SHORT TASK
Keep the pictures out of the copy and print all the entries below exactly.

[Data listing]

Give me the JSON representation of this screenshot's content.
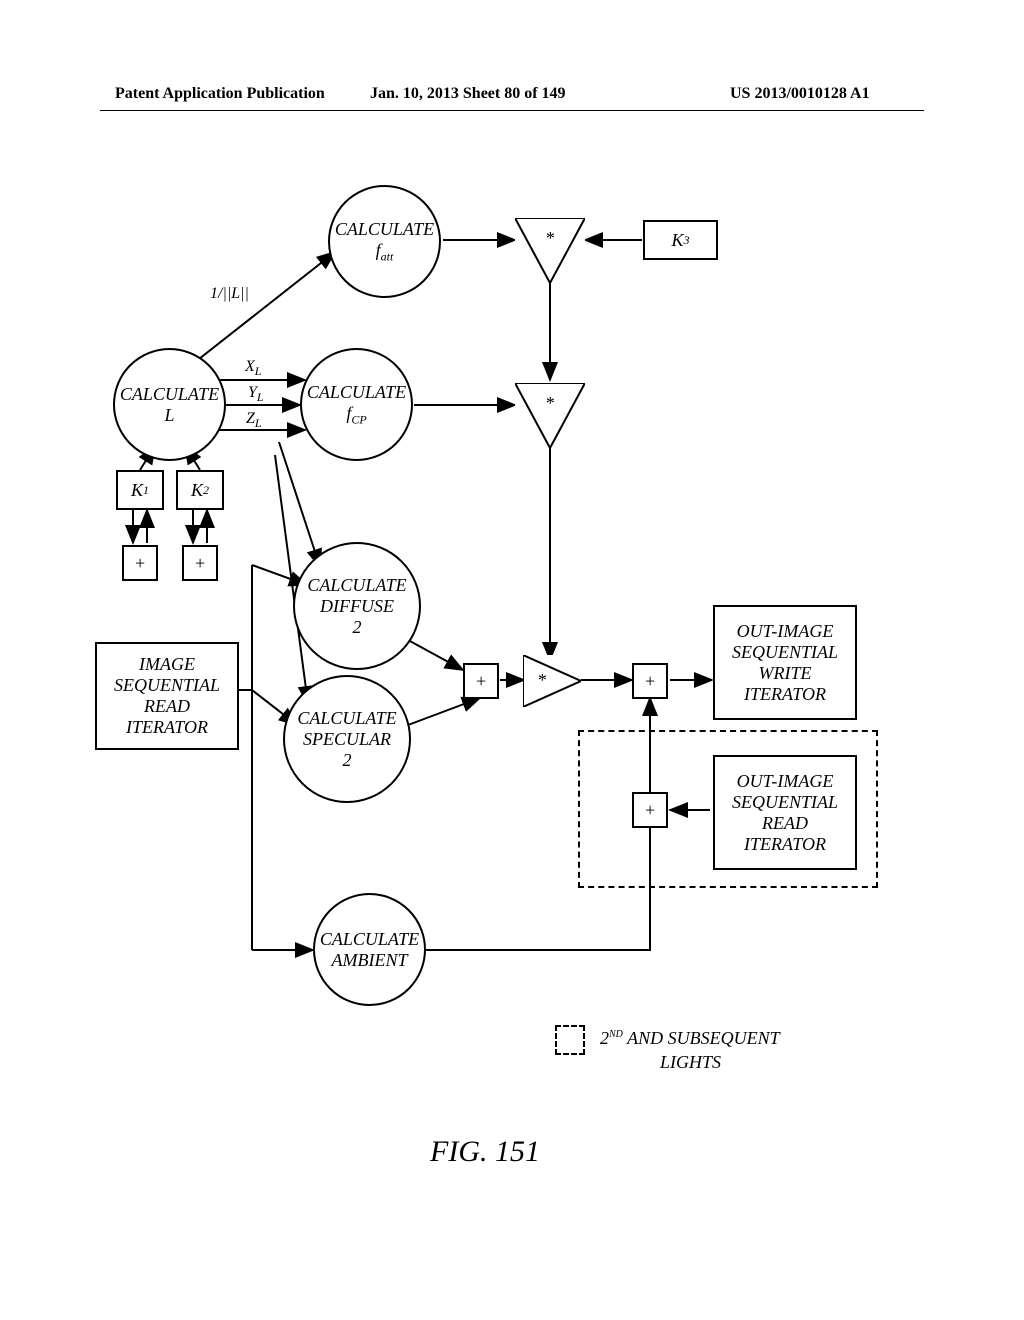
{
  "header": {
    "left": "Patent Application Publication",
    "center": "Jan. 10, 2013  Sheet 80 of 149",
    "right": "US 2013/0010128 A1"
  },
  "nodes": {
    "calc_l_line1": "CALCULATE",
    "calc_l_line2": "L",
    "calc_fatt_line1": "CALCULATE",
    "calc_fatt_line2": "f",
    "calc_fatt_sub": "att",
    "calc_fcp_line1": "CALCULATE",
    "calc_fcp_line2": "f",
    "calc_fcp_sub": "CP",
    "calc_diffuse_line1": "CALCULATE",
    "calc_diffuse_line2": "DIFFUSE",
    "calc_diffuse_line3": "2",
    "calc_specular_line1": "CALCULATE",
    "calc_specular_line2": "SPECULAR",
    "calc_specular_line3": "2",
    "calc_ambient_line1": "CALCULATE",
    "calc_ambient_line2": "AMBIENT",
    "k1": "K",
    "k1_sub": "1",
    "k2": "K",
    "k2_sub": "2",
    "k3": "K",
    "k3_sub": "3",
    "image_read_line1": "IMAGE",
    "image_read_line2": "SEQUENTIAL",
    "image_read_line3": "READ",
    "image_read_line4": "ITERATOR",
    "out_write_line1": "OUT-IMAGE",
    "out_write_line2": "SEQUENTIAL",
    "out_write_line3": "WRITE",
    "out_write_line4": "ITERATOR",
    "out_read_line1": "OUT-IMAGE",
    "out_read_line2": "SEQUENTIAL",
    "out_read_line3": "READ",
    "out_read_line4": "ITERATOR"
  },
  "ops": {
    "mult": "*",
    "plus": "+"
  },
  "labels": {
    "one_over_l": "1/||L||",
    "xl": "X",
    "xl_sub": "L",
    "yl": "Y",
    "yl_sub": "L",
    "zl": "Z",
    "zl_sub": "L"
  },
  "legend": {
    "text_line1": "2",
    "text_sup": "ND",
    "text_line1b": " AND SUBSEQUENT",
    "text_line2": "LIGHTS"
  },
  "caption": "FIG. 151"
}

THE OUTPUT
Give me the JSON representation of this screenshot's content.
{
  "header": {
    "left": "Patent Application Publication",
    "center": "Jan. 10, 2013  Sheet 80 of 149",
    "right": "US 2013/0010128 A1"
  },
  "nodes": {
    "calc_l_line1": "CALCULATE",
    "calc_l_line2": "L",
    "calc_fatt_line1": "CALCULATE",
    "calc_fatt_line2": "f",
    "calc_fatt_sub": "att",
    "calc_fcp_line1": "CALCULATE",
    "calc_fcp_line2": "f",
    "calc_fcp_sub": "CP",
    "calc_diffuse_line1": "CALCULATE",
    "calc_diffuse_line2": "DIFFUSE",
    "calc_diffuse_line3": "2",
    "calc_specular_line1": "CALCULATE",
    "calc_specular_line2": "SPECULAR",
    "calc_specular_line3": "2",
    "calc_ambient_line1": "CALCULATE",
    "calc_ambient_line2": "AMBIENT",
    "k1": "K",
    "k1_sub": "1",
    "k2": "K",
    "k2_sub": "2",
    "k3": "K",
    "k3_sub": "3",
    "image_read_line1": "IMAGE",
    "image_read_line2": "SEQUENTIAL",
    "image_read_line3": "READ",
    "image_read_line4": "ITERATOR",
    "out_write_line1": "OUT-IMAGE",
    "out_write_line2": "SEQUENTIAL",
    "out_write_line3": "WRITE",
    "out_write_line4": "ITERATOR",
    "out_read_line1": "OUT-IMAGE",
    "out_read_line2": "SEQUENTIAL",
    "out_read_line3": "READ",
    "out_read_line4": "ITERATOR"
  },
  "ops": {
    "mult": "*",
    "plus": "+"
  },
  "labels": {
    "one_over_l": "1/||L||",
    "xl": "X",
    "xl_sub": "L",
    "yl": "Y",
    "yl_sub": "L",
    "zl": "Z",
    "zl_sub": "L"
  },
  "legend": {
    "text_line1": "2",
    "text_sup": "ND",
    "text_line1b": " AND SUBSEQUENT",
    "text_line2": "LIGHTS"
  },
  "caption": "FIG. 151"
}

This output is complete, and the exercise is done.